▸ **What the task asks**: Recast the part of the listing from the line containing "speech-bubble-text: WHERE DID" to the line containing "Image is 563x1000.", both ends included, as a numbered list with blank lines dropped.

▸ **Data for the task**:
** begin **
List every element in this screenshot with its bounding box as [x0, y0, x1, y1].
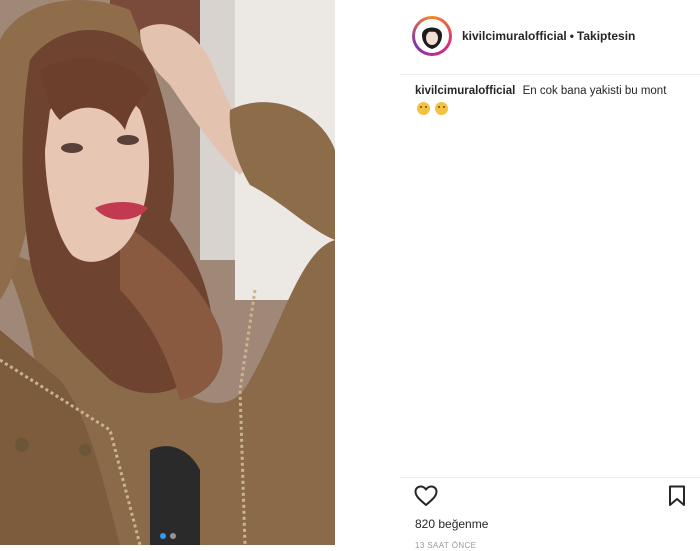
avatar[interactable] — [415, 19, 449, 53]
selfie-image — [0, 0, 335, 545]
actions-divider — [400, 477, 700, 478]
carousel-dot-active — [159, 533, 166, 539]
follow-status-button[interactable]: Takiptesin — [577, 29, 635, 43]
bookmark-icon[interactable] — [668, 485, 686, 512]
post-actions — [414, 485, 686, 512]
laughing-face-icon — [435, 102, 449, 115]
header-text: kivilcimuralofficial • Takiptesin — [462, 29, 635, 43]
account-username[interactable]: kivilcimuralofficial — [462, 29, 567, 43]
post-side-panel: kivilcimuralofficial • Takiptesin kivilc… — [400, 0, 700, 551]
separator-dot: • — [569, 29, 574, 43]
post-timestamp[interactable]: 13 SAAT ÖNCE — [415, 541, 476, 550]
like-count[interactable]: 820 beğenme — [415, 517, 488, 531]
avatar-illustration-icon — [417, 21, 447, 51]
post-photo[interactable] — [0, 0, 335, 545]
post-caption: kivilcimuralofficial En cok bana yakisti… — [415, 82, 677, 120]
instagram-post: kivilcimuralofficial • Takiptesin kivilc… — [0, 0, 700, 551]
heart-icon[interactable] — [414, 485, 438, 512]
carousel-indicator — [0, 533, 335, 539]
carousel-dot — [169, 533, 176, 539]
caption-username[interactable]: kivilcimuralofficial — [415, 85, 515, 97]
caption-text: En cok bana yakisti bu mont — [522, 85, 667, 97]
story-ring[interactable] — [412, 16, 452, 56]
header-divider — [400, 74, 700, 75]
post-header: kivilcimuralofficial • Takiptesin — [412, 14, 700, 58]
confused-face-icon — [417, 102, 430, 115]
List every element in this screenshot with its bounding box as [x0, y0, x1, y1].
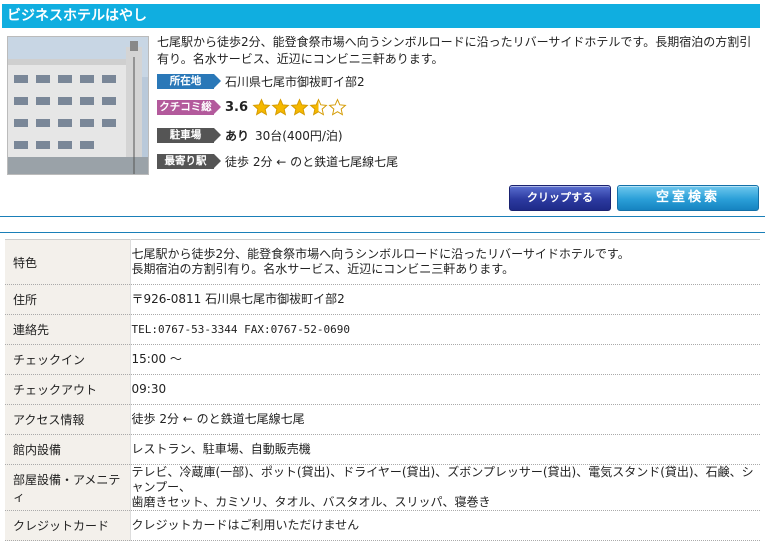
detail-row: クレジットカード クレジットカードはご利用いただけません — [5, 510, 760, 541]
detail-key: 館内設備 — [5, 434, 131, 465]
clip-button[interactable]: クリップする — [509, 185, 611, 211]
hotel-details-table: 特色 七尾駅から徒歩2分、能登食祭市場へ向うシンボルロードに沿ったリバーサイドホテ… — [5, 239, 760, 541]
detail-value: テレビ、冷蔵庫(一部)、ポット(貸出)、ドライヤー(貸出)、ズボンプレッサー(貸… — [130, 464, 760, 511]
detail-key: チェックアウト — [5, 374, 131, 405]
detail-value: 徒歩 2分 ← のと鉄道七尾線七尾 — [130, 404, 760, 435]
detail-value: 15:00 〜 — [130, 344, 760, 375]
detail-value: TEL:0767-53-3344 FAX:0767-52-0690 — [130, 314, 760, 345]
address-value: 石川県七尾市御祓町イ部2 — [225, 74, 365, 89]
detail-value-line: 〒926-0811 石川県七尾市御祓町イ部2 — [131, 292, 345, 306]
vacancy-search-button[interactable]: 空室検索 — [617, 185, 759, 211]
station-value: 徒歩 2分 ← のと鉄道七尾線七尾 — [225, 154, 399, 169]
rating-stars — [252, 97, 347, 117]
detail-row: 館内設備 レストラン、駐車場、自動販売機 — [5, 434, 760, 465]
detail-row: 特色 七尾駅から徒歩2分、能登食祭市場へ向うシンボルロードに沿ったリバーサイドホテ… — [5, 239, 760, 285]
detail-row: チェックアウト 09:30 — [5, 374, 760, 405]
detail-value: 〒926-0811 石川県七尾市御祓町イ部2 — [130, 284, 760, 315]
detail-value-line: 09:30 — [131, 382, 167, 396]
detail-key: 住所 — [5, 284, 131, 315]
detail-key: 部屋設備・アメニティ — [5, 464, 131, 511]
detail-value-line: 歯磨きセット、カミソリ、タオル、バスタオル、スリッパ、寝巻き — [131, 495, 491, 509]
station-row: 最寄り駅 徒歩 2分 ← のと鉄道七尾線七尾 — [157, 152, 398, 170]
detail-value-line: 15:00 〜 — [131, 352, 182, 366]
detail-key: クレジットカード — [5, 510, 131, 541]
address-tag: 所在地 — [157, 73, 221, 89]
detail-value-line: レストラン、駐車場、自動販売機 — [131, 442, 311, 456]
detail-value: 09:30 — [130, 374, 760, 405]
detail-value: クレジットカードはご利用いただけません — [130, 510, 760, 541]
detail-value-line: クレジットカードはご利用いただけません — [131, 518, 360, 532]
review-score: 3.6 — [225, 99, 249, 115]
address-row: 所在地 石川県七尾市御祓町イ部2 — [157, 72, 365, 90]
detail-value-line: 七尾駅から徒歩2分、能登食祭市場へ向うシンボルロードに沿ったリバーサイドホテルで… — [131, 247, 630, 261]
detail-key: アクセス情報 — [5, 404, 131, 435]
hotel-title: ビジネスホテルはやし — [2, 4, 760, 28]
detail-value-line: 徒歩 2分 ← のと鉄道七尾線七尾 — [131, 412, 305, 426]
detail-value-line: 長期宿泊の方割引有り。名水サービス、近辺にコンビニ三軒あります。 — [131, 262, 515, 276]
station-tag: 最寄り駅 — [157, 153, 221, 169]
detail-row: 住所 〒926-0811 石川県七尾市御祓町イ部2 — [5, 284, 760, 315]
review-row: クチコミ総合 3.6 — [157, 97, 347, 128]
star-full-icon — [290, 97, 309, 116]
parking-detail: 30台(400円/泊) — [255, 128, 343, 143]
detail-value: 七尾駅から徒歩2分、能登食祭市場へ向うシンボルロードに沿ったリバーサイドホテルで… — [130, 239, 760, 285]
star-full-icon — [271, 97, 290, 116]
hotel-photo[interactable] — [7, 36, 149, 175]
detail-value-line: TEL:0767-53-3344 FAX:0767-52-0690 — [131, 323, 351, 336]
parking-tag: 駐車場 — [157, 127, 221, 143]
detail-row: チェックイン 15:00 〜 — [5, 344, 760, 375]
star-empty-icon — [328, 97, 347, 116]
detail-value: レストラン、駐車場、自動販売機 — [130, 434, 760, 465]
parking-row: 駐車場 あり 30台(400円/泊) — [157, 126, 343, 144]
review-tag: クチコミ総合 — [157, 99, 221, 128]
hotel-building-image — [8, 37, 148, 174]
star-full-icon — [252, 97, 271, 116]
hotel-summary: 七尾駅から徒歩2分、能登食祭市場へ向うシンボルロードに沿ったリバーサイドホテルで… — [157, 35, 752, 66]
detail-key: チェックイン — [5, 344, 131, 375]
star-half-icon — [309, 97, 328, 116]
detail-row: 部屋設備・アメニティ テレビ、冷蔵庫(一部)、ポット(貸出)、ドライヤー(貸出)、… — [5, 464, 760, 511]
divider — [0, 232, 765, 233]
divider — [0, 216, 765, 217]
parking-availability: あり — [225, 128, 250, 143]
detail-key: 連絡先 — [5, 314, 131, 345]
detail-row: 連絡先 TEL:0767-53-3344 FAX:0767-52-0690 — [5, 314, 760, 345]
detail-key: 特色 — [5, 239, 131, 285]
detail-value-line: テレビ、冷蔵庫(一部)、ポット(貸出)、ドライヤー(貸出)、ズボンプレッサー(貸… — [131, 465, 754, 494]
detail-row: アクセス情報 徒歩 2分 ← のと鉄道七尾線七尾 — [5, 404, 760, 435]
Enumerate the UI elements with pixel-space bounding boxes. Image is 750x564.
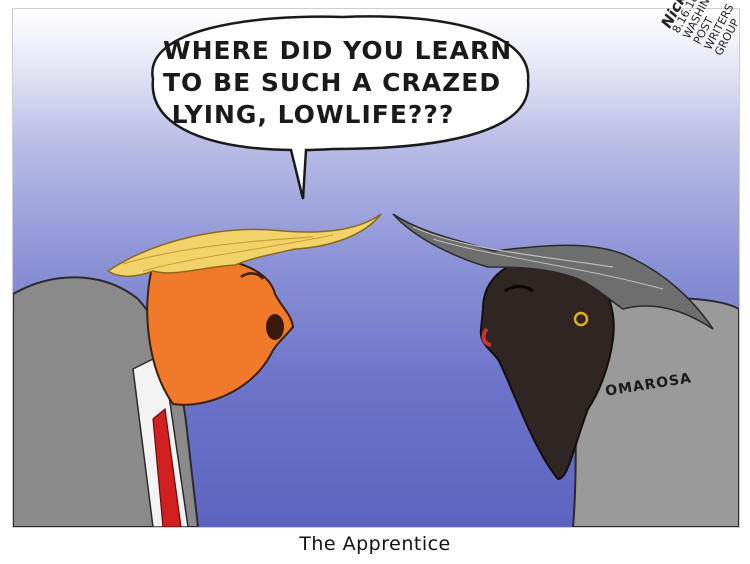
speech-bubble-text: WHERE DID YOU LEARN TO BE SUCH A CRAZED … — [163, 35, 513, 131]
speech-line: LYING, LOWLIFE??? — [171, 100, 455, 129]
left-figure — [13, 213, 382, 527]
speech-line: TO BE SUCH A CRAZED — [163, 68, 502, 97]
speech-line: WHERE DID YOU LEARN — [163, 36, 513, 65]
cartoon-caption: The Apprentice — [299, 533, 451, 555]
open-mouth — [266, 314, 284, 340]
cartoon-panel: WHERE DID YOU LEARN TO BE SUCH A CRAZED … — [12, 8, 740, 528]
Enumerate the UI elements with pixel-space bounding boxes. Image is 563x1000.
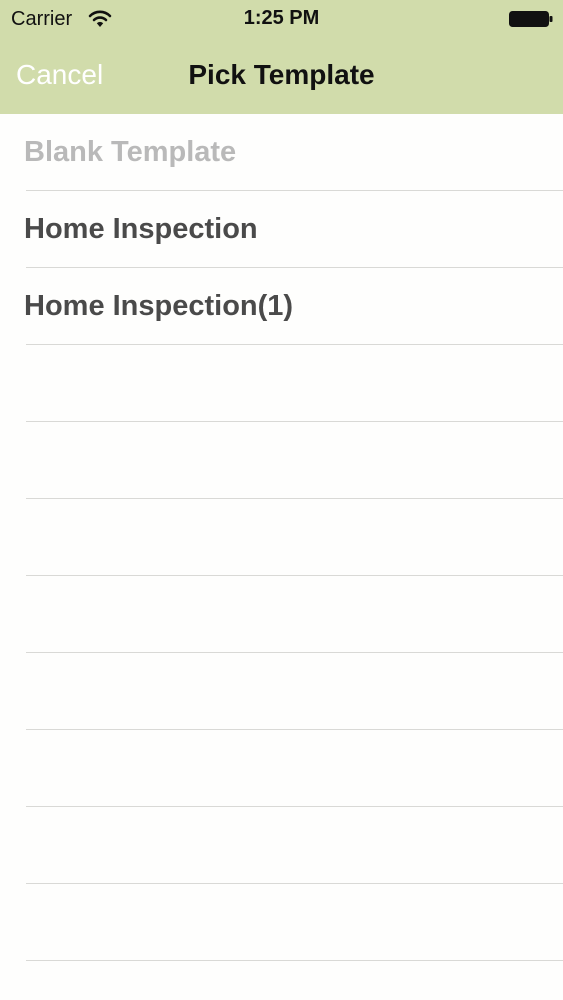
template-list: Blank Template Home Inspection Home Insp… <box>0 114 563 961</box>
empty-row <box>0 884 563 961</box>
status-bar: Carrier 1:25 PM <box>0 0 563 40</box>
battery-icon <box>509 11 553 27</box>
template-row-home-inspection-1[interactable]: Home Inspection(1) <box>0 268 563 345</box>
empty-row <box>0 576 563 653</box>
navigation-bar: Cancel Pick Template <box>0 40 563 114</box>
template-label: Home Inspection(1) <box>24 290 294 322</box>
template-row-blank[interactable]: Blank Template <box>0 114 563 191</box>
template-label: Home Inspection <box>24 213 258 245</box>
empty-row <box>0 807 563 884</box>
template-row-home-inspection[interactable]: Home Inspection <box>0 191 563 268</box>
template-label: Blank Template <box>24 136 237 168</box>
cancel-button[interactable]: Cancel <box>16 59 103 91</box>
clock-time: 1:25 PM <box>243 7 320 29</box>
empty-row <box>0 730 563 807</box>
top-bar: Carrier 1:25 PM Cancel Pick Template <box>0 0 563 114</box>
empty-row <box>0 499 563 576</box>
pick-template-screen: Carrier 1:25 PM Cancel Pick Template Bla… <box>0 0 563 1000</box>
empty-row <box>0 422 563 499</box>
empty-row <box>0 653 563 730</box>
empty-row <box>0 345 563 422</box>
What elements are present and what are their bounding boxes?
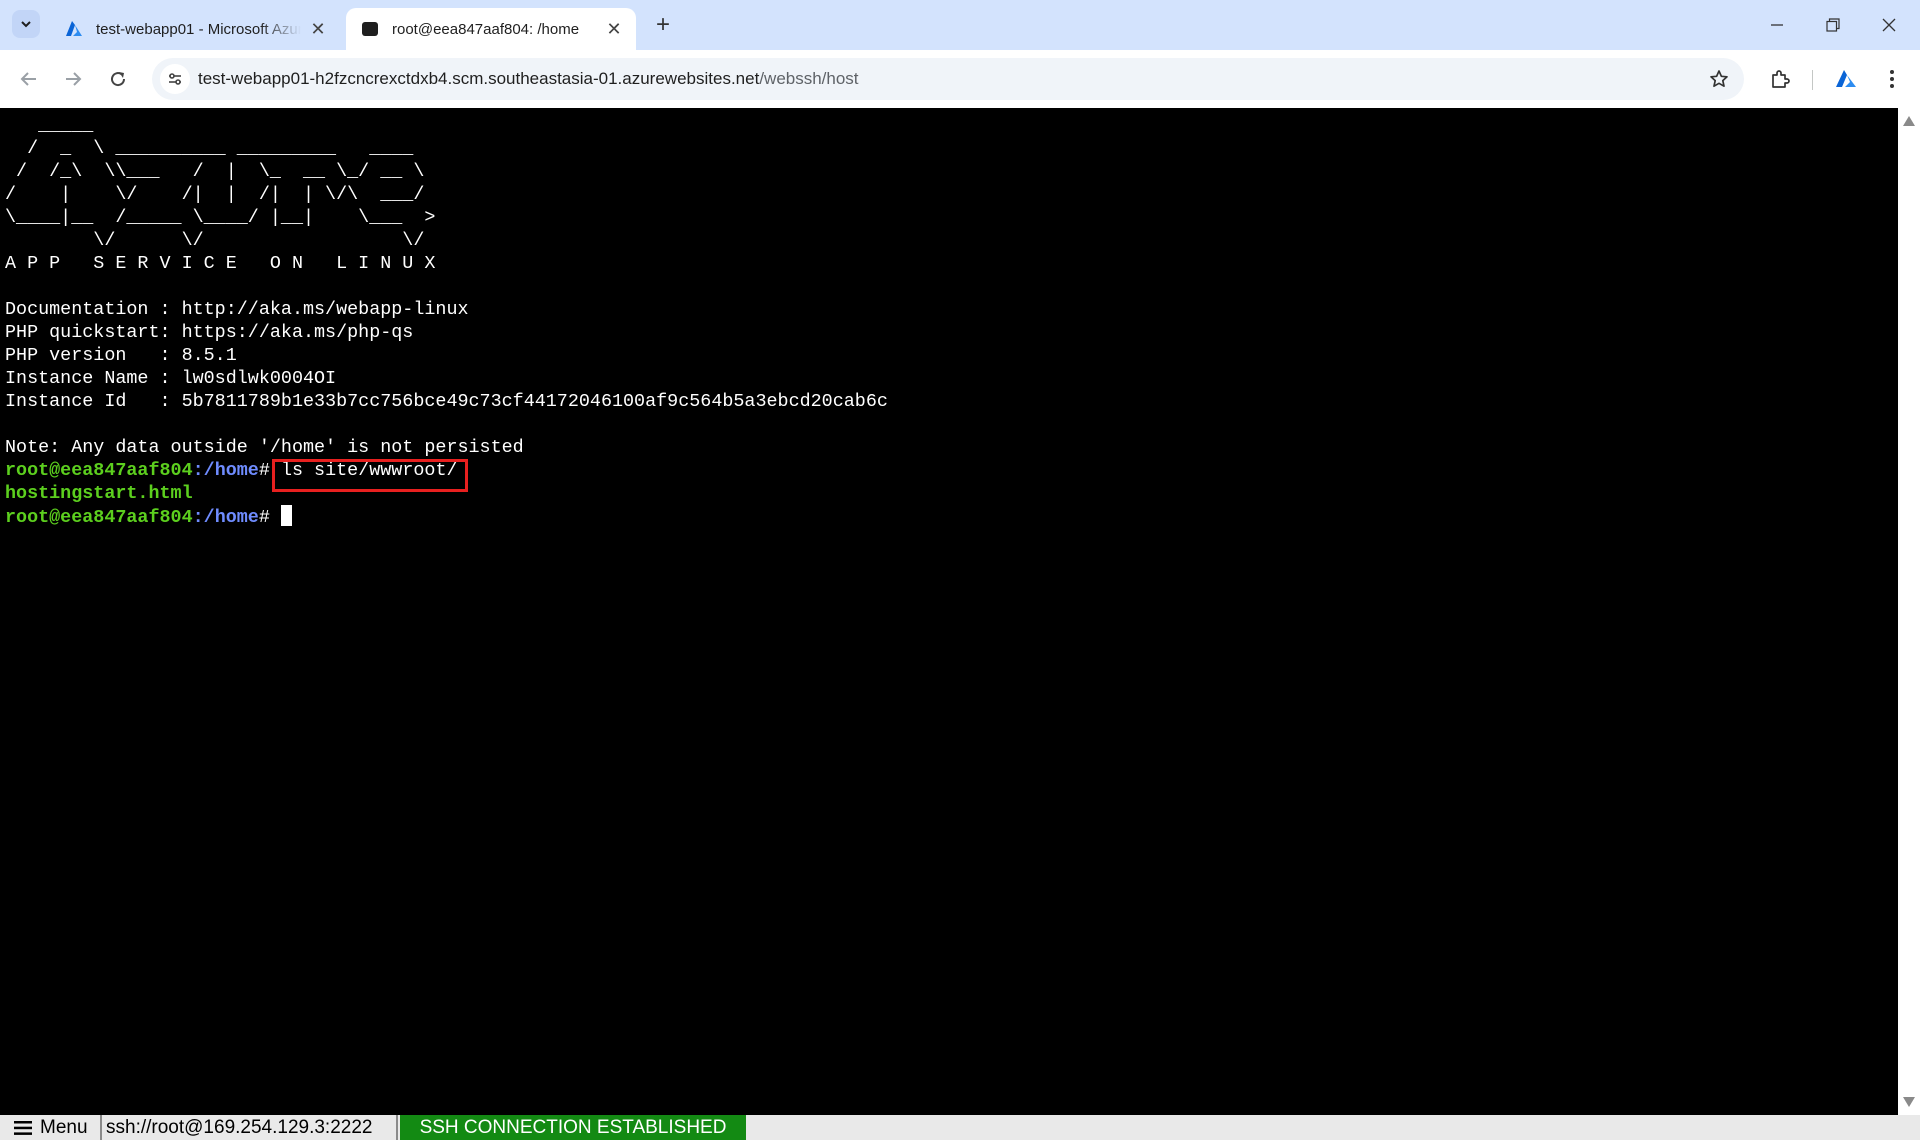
** end **
▸ **Problem solution**:
1. speech-bubble-text: WHERE DID YOU LEARN TO BE SUCH A CRAZED … — [163, 35, 513, 131]
2. speech-line: LYING, LOWLIFE??? — [171, 100, 455, 129]
3. left-figure — [13, 213, 382, 527]
4. speech-line: TO BE SUCH A CRAZED — [163, 68, 502, 97]
5. speech-line: WHERE DID YOU LEARN — [163, 36, 513, 65]
6. cartoon-caption: The Apprentice — [299, 533, 451, 555]
7. open-mouth — [266, 314, 284, 340]
8. cartoon-panel: WHERE DID YOU LEARN TO BE SUCH A CRAZED … — [12, 8, 740, 528]
9. Enumerate the UI elements with pixel-space bounding boxes. Image is 563x1000.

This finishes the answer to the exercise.